[Data excerpts]
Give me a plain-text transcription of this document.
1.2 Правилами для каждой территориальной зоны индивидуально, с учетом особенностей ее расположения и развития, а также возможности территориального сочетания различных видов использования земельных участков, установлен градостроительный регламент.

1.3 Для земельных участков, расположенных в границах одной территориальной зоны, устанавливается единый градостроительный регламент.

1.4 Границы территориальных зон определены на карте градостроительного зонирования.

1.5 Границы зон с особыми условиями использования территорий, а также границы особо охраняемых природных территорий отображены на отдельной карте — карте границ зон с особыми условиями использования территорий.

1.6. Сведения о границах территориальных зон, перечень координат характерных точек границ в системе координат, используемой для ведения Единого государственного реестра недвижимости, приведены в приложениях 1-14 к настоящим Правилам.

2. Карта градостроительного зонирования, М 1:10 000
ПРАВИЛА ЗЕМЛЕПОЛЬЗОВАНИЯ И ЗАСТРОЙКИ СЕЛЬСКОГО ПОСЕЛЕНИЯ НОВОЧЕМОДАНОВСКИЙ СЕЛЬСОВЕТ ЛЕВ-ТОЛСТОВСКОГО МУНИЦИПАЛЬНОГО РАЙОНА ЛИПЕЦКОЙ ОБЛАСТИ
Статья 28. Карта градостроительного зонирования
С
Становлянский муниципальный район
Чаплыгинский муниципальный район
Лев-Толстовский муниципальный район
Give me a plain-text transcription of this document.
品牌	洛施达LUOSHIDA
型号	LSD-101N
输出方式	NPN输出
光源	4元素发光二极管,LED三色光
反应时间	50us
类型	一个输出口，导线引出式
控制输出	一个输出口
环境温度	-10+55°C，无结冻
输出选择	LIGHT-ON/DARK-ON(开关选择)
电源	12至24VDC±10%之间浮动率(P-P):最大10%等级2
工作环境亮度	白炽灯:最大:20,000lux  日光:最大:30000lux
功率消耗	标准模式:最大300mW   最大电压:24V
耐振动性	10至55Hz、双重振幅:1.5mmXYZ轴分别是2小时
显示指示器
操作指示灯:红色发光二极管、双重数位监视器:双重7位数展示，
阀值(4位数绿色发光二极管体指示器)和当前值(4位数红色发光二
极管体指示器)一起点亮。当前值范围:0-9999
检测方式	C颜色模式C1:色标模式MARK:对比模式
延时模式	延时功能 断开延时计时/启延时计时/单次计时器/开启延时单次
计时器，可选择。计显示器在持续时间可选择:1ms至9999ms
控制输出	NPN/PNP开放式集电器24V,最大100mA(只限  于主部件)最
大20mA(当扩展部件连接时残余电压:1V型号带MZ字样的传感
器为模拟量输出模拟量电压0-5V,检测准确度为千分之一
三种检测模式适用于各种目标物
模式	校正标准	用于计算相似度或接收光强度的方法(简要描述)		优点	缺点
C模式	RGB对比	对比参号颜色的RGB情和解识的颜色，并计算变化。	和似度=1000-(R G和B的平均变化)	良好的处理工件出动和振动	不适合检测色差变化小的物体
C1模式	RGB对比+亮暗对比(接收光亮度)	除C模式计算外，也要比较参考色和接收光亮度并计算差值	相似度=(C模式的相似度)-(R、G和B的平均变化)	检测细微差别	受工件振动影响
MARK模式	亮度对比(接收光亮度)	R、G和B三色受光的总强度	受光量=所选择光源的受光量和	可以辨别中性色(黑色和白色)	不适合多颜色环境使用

OBJECTIVE:
Recopy the whole listing exactly.

COMPLETE ANSWER:
Give me a plain-text transcription of this document.
1.2 Правилами для каждой территориальной зоны индивидуально, с учетом особенностей ее расположения и развития, а также возможности территориального сочетания различных видов использования земельных участков, установлен градостроительный регламент.

1.3 Для земельных участков, расположенных в границах одной территориальной зоны, устанавливается единый градостроительный регламент.

1.4 Границы территориальных зон определены на карте градостроительного зонирования.

1.5 Границы зон с особыми условиями использования территорий, а также границы особо охраняемых природных территорий отображены на отдельной карте — карте границ зон с особыми условиями использования территорий.

1.6. Сведения о границах территориальных зон, перечень координат характерных точек границ в системе координат, используемой для ведения Единого государственного реестра недвижимости, приведены в приложениях 1-14 к настоящим Правилам.

2. Карта градостроительного зонирования, М 1:10 000
ПРАВИЛА ЗЕМЛЕПОЛЬЗОВАНИЯ И ЗАСТРОЙКИ СЕЛЬСКОГО ПОСЕЛЕНИЯ НОВОЧЕМОДАНОВСКИЙ СЕЛЬСОВЕТ ЛЕВ-ТОЛСТОВСКОГО МУНИЦИПАЛЬНОГО РАЙОНА ЛИПЕЦКОЙ ОБЛАСТИ
Статья 28. Карта градостроительного зонирования
С
Становлянский муниципальный район
Чаплыгинский муниципальный район
Лев-Толстовский муниципальный район
Give me a plain-text transcription of this document.
品牌	洛施达LUOSHIDA
型号	LSD-101N
输出方式	NPN输出
光源	4元素发光二极管,LED三色光
反应时间	50us
类型	一个输出口，导线引出式
控制输出	一个输出口
环境温度	-10+55°C，无结冻
输出选择	LIGHT-ON/DARK-ON(开关选择)
电源	12至24VDC±10%之间浮动率(P-P):最大10%等级2
工作环境亮度	白炽灯:最大:20,000lux  日光:最大:30000lux
功率消耗	标准模式:最大300mW   最大电压:24V
耐振动性	10至55Hz、双重振幅:1.5mmXYZ轴分别是2小时
显示指示器
操作指示灯:红色发光二极管、双重数位监视器:双重7位数展示，
阀值(4位数绿色发光二极管体指示器)和当前值(4位数红色发光二
极管体指示器)一起点亮。当前值范围:0-9999
检测方式	C颜色模式C1:色标模式MARK:对比模式
延时模式	延时功能 断开延时计时/启延时计时/单次计时器/开启延时单次
计时器，可选择。计显示器在持续时间可选择:1ms至9999ms
控制输出	NPN/PNP开放式集电器24V,最大100mA(只限  于主部件)最
大20mA(当扩展部件连接时残余电压:1V型号带MZ字样的传感
器为模拟量输出模拟量电压0-5V,检测准确度为千分之一
三种检测模式适用于各种目标物
模式	校正标准	用于计算相似度或接收光强度的方法(简要描述)		优点	缺点
C模式	RGB对比	对比参号颜色的RGB情和解识的颜色，并计算变化。	和似度=1000-(R G和B的平均变化)	良好的处理工件出动和振动	不适合检测色差变化小的物体
C1模式	RGB对比+亮暗对比(接收光亮度)	除C模式计算外，也要比较参考色和接收光亮度并计算差值	相似度=(C模式的相似度)-(R、G和B的平均变化)	检测细微差别	受工件振动影响
MARK模式	亮度对比(接收光亮度)	R、G和B三色受光的总强度	受光量=所选择光源的受光量和	可以辨别中性色(黑色和白色)	不适合多颜色环境使用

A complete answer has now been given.